Dataset records:
****************

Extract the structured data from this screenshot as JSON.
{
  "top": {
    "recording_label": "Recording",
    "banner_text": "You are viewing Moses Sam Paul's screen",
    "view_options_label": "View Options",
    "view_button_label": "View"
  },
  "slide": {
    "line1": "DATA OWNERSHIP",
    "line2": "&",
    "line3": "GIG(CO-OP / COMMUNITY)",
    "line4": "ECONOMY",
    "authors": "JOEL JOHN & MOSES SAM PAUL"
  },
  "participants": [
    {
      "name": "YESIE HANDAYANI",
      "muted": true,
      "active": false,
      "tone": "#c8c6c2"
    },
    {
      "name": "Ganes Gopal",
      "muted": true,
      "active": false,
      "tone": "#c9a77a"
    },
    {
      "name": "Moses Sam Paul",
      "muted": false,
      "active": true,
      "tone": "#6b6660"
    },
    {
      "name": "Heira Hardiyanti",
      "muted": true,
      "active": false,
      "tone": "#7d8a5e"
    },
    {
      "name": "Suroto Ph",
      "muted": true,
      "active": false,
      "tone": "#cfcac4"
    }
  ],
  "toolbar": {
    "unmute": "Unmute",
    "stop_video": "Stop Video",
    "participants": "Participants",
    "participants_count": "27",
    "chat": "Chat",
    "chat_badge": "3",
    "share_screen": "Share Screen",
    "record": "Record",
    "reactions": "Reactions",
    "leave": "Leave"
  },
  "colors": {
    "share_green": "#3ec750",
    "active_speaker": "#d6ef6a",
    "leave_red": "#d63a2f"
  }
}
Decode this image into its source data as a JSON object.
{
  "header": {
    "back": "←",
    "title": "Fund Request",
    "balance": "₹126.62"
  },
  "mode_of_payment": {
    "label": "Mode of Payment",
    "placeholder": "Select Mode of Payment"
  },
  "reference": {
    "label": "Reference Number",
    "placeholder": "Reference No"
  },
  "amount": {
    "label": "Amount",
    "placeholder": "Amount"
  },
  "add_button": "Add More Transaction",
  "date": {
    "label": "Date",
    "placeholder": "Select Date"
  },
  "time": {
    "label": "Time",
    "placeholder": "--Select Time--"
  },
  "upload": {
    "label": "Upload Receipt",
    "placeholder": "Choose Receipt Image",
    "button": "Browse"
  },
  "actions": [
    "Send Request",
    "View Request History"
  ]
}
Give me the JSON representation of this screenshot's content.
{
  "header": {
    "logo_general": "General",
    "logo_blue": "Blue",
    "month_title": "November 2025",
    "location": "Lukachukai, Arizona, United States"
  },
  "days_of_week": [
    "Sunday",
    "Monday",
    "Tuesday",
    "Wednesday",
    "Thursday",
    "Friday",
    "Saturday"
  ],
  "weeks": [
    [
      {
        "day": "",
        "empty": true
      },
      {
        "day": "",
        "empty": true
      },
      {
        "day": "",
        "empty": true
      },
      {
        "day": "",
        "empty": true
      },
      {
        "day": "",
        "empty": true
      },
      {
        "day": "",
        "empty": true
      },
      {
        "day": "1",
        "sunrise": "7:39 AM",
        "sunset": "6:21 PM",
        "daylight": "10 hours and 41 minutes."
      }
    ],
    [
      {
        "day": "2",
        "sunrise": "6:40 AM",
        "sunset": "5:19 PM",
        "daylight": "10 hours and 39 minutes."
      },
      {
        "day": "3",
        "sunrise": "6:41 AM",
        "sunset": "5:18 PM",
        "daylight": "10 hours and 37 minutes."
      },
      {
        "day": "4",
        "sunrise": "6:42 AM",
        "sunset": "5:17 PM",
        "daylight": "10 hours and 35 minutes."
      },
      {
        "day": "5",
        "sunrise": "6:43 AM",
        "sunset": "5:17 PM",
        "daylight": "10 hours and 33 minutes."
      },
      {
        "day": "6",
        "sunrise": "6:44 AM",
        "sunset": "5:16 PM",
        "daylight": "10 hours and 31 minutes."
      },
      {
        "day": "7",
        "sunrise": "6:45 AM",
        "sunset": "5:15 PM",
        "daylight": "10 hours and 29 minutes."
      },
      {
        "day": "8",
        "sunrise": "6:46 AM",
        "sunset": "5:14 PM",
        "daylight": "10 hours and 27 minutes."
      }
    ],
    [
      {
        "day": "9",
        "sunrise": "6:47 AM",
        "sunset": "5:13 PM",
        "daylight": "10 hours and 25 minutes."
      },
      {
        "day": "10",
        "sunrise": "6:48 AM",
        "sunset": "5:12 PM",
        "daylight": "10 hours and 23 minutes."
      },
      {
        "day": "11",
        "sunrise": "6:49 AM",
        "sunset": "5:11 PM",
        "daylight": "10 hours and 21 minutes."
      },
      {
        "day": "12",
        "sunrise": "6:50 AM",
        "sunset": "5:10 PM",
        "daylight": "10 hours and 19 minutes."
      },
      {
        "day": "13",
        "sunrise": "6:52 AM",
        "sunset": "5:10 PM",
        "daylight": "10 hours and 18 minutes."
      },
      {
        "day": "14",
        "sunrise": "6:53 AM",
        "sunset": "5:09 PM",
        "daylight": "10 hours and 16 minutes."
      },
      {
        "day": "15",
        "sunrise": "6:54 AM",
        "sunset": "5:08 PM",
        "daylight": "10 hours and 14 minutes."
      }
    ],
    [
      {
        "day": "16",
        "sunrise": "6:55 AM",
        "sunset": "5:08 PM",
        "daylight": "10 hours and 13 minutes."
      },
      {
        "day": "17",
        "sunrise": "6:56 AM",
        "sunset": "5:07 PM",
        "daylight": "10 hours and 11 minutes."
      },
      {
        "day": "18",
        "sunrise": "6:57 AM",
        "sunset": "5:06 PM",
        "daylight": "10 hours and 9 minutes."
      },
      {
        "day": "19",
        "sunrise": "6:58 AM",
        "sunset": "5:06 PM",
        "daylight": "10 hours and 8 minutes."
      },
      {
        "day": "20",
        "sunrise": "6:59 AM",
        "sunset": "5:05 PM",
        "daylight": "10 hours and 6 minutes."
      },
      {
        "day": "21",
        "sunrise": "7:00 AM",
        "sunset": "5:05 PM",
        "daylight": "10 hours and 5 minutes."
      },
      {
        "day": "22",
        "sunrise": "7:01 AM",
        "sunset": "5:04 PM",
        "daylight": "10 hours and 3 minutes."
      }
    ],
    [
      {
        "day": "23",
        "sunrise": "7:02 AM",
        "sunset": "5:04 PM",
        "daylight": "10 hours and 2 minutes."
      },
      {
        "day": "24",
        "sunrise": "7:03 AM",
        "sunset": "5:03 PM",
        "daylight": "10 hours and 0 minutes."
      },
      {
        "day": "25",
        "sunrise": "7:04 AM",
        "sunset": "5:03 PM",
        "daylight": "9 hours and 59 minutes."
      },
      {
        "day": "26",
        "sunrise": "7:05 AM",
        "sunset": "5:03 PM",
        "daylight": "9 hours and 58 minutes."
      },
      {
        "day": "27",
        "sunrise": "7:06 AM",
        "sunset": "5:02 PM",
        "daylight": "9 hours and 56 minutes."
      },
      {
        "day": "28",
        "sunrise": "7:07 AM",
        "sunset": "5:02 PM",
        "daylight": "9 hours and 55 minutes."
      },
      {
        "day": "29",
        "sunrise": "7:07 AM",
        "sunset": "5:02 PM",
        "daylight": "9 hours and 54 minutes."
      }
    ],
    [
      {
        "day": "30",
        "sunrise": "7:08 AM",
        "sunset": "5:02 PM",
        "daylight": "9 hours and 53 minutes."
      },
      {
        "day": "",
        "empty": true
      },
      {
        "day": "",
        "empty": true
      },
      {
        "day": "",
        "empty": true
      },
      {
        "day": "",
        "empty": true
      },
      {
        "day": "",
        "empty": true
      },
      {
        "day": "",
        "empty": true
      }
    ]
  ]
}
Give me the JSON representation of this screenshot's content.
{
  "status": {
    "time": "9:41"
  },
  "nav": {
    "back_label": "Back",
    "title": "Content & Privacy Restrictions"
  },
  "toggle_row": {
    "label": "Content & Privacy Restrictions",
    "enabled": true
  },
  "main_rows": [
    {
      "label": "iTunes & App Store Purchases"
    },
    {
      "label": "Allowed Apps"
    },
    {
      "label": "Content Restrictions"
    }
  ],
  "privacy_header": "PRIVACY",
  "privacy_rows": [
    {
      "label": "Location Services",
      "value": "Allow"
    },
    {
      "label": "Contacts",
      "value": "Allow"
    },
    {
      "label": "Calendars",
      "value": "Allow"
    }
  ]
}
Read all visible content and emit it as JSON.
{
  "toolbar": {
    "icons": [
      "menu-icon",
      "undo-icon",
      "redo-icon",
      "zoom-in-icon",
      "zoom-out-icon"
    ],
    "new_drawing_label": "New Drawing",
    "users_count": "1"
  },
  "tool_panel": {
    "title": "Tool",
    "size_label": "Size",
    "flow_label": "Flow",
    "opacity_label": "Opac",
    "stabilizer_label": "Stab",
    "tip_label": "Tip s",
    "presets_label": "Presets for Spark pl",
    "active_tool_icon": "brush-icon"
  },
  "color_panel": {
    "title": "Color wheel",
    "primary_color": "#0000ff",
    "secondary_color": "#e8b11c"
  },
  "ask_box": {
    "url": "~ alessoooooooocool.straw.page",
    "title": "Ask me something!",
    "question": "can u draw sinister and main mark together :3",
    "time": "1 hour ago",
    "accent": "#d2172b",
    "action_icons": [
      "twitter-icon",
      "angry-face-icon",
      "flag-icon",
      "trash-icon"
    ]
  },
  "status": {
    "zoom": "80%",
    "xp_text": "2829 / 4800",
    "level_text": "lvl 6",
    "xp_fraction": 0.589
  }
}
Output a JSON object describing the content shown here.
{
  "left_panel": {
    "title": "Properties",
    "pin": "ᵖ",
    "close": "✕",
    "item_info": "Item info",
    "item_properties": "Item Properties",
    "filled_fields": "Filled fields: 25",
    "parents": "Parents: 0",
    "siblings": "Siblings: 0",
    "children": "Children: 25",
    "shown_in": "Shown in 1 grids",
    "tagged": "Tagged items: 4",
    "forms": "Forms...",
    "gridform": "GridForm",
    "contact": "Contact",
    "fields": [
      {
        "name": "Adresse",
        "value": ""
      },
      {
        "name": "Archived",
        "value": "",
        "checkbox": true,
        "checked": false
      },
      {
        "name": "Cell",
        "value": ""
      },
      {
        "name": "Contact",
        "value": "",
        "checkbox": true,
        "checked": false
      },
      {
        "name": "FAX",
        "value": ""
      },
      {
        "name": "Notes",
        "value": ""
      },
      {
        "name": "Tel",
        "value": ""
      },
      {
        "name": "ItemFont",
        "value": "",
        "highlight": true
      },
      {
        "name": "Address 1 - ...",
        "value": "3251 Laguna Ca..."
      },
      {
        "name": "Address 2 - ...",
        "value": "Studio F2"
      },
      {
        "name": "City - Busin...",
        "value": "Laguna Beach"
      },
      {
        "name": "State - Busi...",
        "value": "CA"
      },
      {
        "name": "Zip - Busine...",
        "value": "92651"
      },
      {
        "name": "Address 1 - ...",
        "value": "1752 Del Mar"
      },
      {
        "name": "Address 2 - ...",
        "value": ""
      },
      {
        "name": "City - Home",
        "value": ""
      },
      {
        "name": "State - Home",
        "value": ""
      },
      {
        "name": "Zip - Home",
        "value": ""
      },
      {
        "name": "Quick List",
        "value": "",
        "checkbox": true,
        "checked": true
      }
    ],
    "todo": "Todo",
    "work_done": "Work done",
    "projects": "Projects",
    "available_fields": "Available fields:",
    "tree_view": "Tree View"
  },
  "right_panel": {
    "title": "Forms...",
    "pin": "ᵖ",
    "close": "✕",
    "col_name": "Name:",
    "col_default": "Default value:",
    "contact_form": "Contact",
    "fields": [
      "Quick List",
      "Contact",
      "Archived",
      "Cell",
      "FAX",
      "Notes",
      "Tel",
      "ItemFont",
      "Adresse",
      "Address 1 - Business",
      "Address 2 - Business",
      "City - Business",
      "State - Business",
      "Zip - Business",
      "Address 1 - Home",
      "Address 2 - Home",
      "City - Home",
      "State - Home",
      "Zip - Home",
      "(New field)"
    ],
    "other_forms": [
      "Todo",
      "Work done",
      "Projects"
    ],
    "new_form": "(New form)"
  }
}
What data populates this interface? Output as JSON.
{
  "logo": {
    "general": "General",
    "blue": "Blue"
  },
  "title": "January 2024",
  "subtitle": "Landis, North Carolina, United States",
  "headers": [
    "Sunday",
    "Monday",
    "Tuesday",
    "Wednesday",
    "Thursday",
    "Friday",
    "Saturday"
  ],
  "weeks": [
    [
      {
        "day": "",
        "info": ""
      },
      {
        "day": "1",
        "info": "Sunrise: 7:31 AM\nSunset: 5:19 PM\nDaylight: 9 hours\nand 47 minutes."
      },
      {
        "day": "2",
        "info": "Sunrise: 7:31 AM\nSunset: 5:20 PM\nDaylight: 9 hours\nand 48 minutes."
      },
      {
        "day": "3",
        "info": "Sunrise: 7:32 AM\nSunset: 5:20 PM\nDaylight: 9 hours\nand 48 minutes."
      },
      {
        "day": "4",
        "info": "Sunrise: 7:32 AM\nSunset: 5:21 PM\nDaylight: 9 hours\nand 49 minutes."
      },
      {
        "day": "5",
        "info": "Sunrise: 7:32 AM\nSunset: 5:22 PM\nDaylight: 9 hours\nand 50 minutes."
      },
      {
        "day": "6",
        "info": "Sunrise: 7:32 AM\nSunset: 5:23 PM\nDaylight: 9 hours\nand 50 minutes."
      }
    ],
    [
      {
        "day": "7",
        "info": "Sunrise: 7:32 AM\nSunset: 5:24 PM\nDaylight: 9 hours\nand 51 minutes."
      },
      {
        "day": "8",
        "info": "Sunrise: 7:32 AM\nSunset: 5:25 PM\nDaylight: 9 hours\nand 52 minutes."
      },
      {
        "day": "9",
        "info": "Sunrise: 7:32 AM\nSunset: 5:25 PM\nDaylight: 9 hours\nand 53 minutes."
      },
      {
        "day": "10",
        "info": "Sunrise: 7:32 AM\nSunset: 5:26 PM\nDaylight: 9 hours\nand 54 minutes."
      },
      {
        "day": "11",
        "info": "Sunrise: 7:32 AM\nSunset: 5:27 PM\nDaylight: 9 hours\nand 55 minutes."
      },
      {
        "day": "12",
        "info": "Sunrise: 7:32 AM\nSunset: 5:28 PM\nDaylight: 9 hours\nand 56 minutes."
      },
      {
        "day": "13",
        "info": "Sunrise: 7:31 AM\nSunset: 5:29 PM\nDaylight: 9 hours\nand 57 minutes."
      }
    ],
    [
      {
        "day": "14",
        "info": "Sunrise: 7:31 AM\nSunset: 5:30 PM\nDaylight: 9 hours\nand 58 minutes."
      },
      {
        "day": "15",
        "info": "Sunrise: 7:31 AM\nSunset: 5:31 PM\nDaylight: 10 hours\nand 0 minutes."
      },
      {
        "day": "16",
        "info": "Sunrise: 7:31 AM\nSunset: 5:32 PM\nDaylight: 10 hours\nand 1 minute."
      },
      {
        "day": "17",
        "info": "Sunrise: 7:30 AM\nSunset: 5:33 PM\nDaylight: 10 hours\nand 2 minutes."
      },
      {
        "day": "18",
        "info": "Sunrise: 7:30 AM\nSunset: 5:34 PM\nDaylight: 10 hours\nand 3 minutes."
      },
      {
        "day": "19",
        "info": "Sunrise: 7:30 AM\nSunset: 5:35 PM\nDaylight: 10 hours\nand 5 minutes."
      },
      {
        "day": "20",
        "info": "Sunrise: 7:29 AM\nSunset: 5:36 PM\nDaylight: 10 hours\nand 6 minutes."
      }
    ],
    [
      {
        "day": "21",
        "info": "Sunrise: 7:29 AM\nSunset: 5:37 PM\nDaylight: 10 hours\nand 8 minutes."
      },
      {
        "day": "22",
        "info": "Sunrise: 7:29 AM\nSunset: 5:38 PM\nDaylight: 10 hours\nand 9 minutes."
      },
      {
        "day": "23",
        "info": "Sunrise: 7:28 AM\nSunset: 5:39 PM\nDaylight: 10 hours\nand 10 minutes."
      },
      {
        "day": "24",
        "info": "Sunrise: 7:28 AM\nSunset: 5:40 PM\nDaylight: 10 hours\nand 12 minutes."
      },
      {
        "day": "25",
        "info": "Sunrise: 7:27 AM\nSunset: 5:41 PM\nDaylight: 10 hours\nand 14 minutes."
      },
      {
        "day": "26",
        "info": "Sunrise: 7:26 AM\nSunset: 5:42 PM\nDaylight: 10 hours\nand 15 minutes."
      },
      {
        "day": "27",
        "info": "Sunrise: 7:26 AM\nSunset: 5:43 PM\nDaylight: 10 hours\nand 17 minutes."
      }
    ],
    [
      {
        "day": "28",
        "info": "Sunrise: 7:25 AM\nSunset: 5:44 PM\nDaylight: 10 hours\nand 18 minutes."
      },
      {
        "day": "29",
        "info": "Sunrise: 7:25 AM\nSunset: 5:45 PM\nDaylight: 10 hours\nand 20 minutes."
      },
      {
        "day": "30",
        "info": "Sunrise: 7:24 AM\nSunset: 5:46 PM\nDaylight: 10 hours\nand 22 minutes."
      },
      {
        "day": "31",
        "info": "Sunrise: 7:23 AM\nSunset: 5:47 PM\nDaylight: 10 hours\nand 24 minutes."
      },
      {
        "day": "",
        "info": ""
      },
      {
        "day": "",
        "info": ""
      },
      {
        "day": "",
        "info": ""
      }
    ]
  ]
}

****************

**REQUIREMENT:**
Working from the entries above, return all lines that contain "General".

**WRITTEN SOLUTION:**
    "logo_general": "General",
    "general": "General",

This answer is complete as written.